- [Your goal]
Will you give the material below again, every line exactly as it is?

━━ Given entries

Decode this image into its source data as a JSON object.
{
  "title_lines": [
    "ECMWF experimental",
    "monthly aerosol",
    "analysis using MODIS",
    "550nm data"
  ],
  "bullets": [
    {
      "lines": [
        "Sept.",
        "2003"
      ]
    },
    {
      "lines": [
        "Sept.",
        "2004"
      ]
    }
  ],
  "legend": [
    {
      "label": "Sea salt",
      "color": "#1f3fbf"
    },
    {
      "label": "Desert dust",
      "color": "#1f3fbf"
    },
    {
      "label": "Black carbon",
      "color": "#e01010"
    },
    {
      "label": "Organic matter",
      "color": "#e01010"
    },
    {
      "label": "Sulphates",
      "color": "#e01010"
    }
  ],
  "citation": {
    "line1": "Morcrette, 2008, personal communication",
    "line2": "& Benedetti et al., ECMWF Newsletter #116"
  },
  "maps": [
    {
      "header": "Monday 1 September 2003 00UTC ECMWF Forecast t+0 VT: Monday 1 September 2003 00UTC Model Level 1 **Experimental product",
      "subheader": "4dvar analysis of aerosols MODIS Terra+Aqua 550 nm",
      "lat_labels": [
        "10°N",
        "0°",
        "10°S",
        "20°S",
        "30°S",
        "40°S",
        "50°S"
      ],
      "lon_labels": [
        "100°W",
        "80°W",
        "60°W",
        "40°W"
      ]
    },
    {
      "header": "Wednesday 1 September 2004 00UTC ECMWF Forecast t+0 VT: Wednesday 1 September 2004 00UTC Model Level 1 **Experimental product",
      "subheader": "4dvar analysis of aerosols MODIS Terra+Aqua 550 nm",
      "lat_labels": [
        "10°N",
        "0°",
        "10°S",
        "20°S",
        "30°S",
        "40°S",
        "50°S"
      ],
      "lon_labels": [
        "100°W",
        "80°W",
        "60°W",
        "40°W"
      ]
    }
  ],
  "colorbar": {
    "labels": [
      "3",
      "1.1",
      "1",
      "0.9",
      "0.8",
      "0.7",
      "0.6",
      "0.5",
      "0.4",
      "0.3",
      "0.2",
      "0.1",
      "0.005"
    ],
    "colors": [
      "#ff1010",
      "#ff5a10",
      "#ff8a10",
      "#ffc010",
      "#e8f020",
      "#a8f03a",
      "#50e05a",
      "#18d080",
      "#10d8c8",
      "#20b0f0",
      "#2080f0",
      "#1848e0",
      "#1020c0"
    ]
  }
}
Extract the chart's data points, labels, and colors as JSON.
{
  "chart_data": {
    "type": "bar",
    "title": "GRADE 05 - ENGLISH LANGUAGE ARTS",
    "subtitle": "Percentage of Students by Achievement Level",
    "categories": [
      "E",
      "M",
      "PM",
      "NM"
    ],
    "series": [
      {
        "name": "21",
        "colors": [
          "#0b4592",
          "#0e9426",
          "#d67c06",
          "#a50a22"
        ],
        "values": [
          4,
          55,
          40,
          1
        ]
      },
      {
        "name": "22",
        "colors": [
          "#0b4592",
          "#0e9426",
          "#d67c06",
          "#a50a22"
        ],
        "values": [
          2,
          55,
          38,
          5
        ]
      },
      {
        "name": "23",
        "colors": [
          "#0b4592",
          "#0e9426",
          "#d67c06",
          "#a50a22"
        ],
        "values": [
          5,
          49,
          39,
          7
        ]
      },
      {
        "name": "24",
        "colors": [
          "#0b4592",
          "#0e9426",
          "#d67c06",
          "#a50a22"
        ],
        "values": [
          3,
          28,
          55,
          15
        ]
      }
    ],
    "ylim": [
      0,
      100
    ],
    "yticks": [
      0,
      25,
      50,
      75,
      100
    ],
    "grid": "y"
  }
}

━━━━

- [Answer to this task]
Decode this image into its source data as a JSON object.
{
  "title_lines": [
    "ECMWF experimental",
    "monthly aerosol",
    "analysis using MODIS",
    "550nm data"
  ],
  "bullets": [
    {
      "lines": [
        "Sept.",
        "2003"
      ]
    },
    {
      "lines": [
        "Sept.",
        "2004"
      ]
    }
  ],
  "legend": [
    {
      "label": "Sea salt",
      "color": "#1f3fbf"
    },
    {
      "label": "Desert dust",
      "color": "#1f3fbf"
    },
    {
      "label": "Black carbon",
      "color": "#e01010"
    },
    {
      "label": "Organic matter",
      "color": "#e01010"
    },
    {
      "label": "Sulphates",
      "color": "#e01010"
    }
  ],
  "citation": {
    "line1": "Morcrette, 2008, personal communication",
    "line2": "& Benedetti et al., ECMWF Newsletter #116"
  },
  "maps": [
    {
      "header": "Monday 1 September 2003 00UTC ECMWF Forecast t+0 VT: Monday 1 September 2003 00UTC Model Level 1 **Experimental product",
      "subheader": "4dvar analysis of aerosols MODIS Terra+Aqua 550 nm",
      "lat_labels": [
        "10°N",
        "0°",
        "10°S",
        "20°S",
        "30°S",
        "40°S",
        "50°S"
      ],
      "lon_labels": [
        "100°W",
        "80°W",
        "60°W",
        "40°W"
      ]
    },
    {
      "header": "Wednesday 1 September 2004 00UTC ECMWF Forecast t+0 VT: Wednesday 1 September 2004 00UTC Model Level 1 **Experimental product",
      "subheader": "4dvar analysis of aerosols MODIS Terra+Aqua 550 nm",
      "lat_labels": [
        "10°N",
        "0°",
        "10°S",
        "20°S",
        "30°S",
        "40°S",
        "50°S"
      ],
      "lon_labels": [
        "100°W",
        "80°W",
        "60°W",
        "40°W"
      ]
    }
  ],
  "colorbar": {
    "labels": [
      "3",
      "1.1",
      "1",
      "0.9",
      "0.8",
      "0.7",
      "0.6",
      "0.5",
      "0.4",
      "0.3",
      "0.2",
      "0.1",
      "0.005"
    ],
    "colors": [
      "#ff1010",
      "#ff5a10",
      "#ff8a10",
      "#ffc010",
      "#e8f020",
      "#a8f03a",
      "#50e05a",
      "#18d080",
      "#10d8c8",
      "#20b0f0",
      "#2080f0",
      "#1848e0",
      "#1020c0"
    ]
  }
}
Extract the chart's data points, labels, and colors as JSON.
{
  "chart_data": {
    "type": "bar",
    "title": "GRADE 05 - ENGLISH LANGUAGE ARTS",
    "subtitle": "Percentage of Students by Achievement Level",
    "categories": [
      "E",
      "M",
      "PM",
      "NM"
    ],
    "series": [
      {
        "name": "21",
        "colors": [
          "#0b4592",
          "#0e9426",
          "#d67c06",
          "#a50a22"
        ],
        "values": [
          4,
          55,
          40,
          1
        ]
      },
      {
        "name": "22",
        "colors": [
          "#0b4592",
          "#0e9426",
          "#d67c06",
          "#a50a22"
        ],
        "values": [
          2,
          55,
          38,
          5
        ]
      },
      {
        "name": "23",
        "colors": [
          "#0b4592",
          "#0e9426",
          "#d67c06",
          "#a50a22"
        ],
        "values": [
          5,
          49,
          39,
          7
        ]
      },
      {
        "name": "24",
        "colors": [
          "#0b4592",
          "#0e9426",
          "#d67c06",
          "#a50a22"
        ],
        "values": [
          3,
          28,
          55,
          15
        ]
      }
    ],
    "ylim": [
      0,
      100
    ],
    "yticks": [
      0,
      25,
      50,
      75,
      100
    ],
    "grid": "y"
  }
}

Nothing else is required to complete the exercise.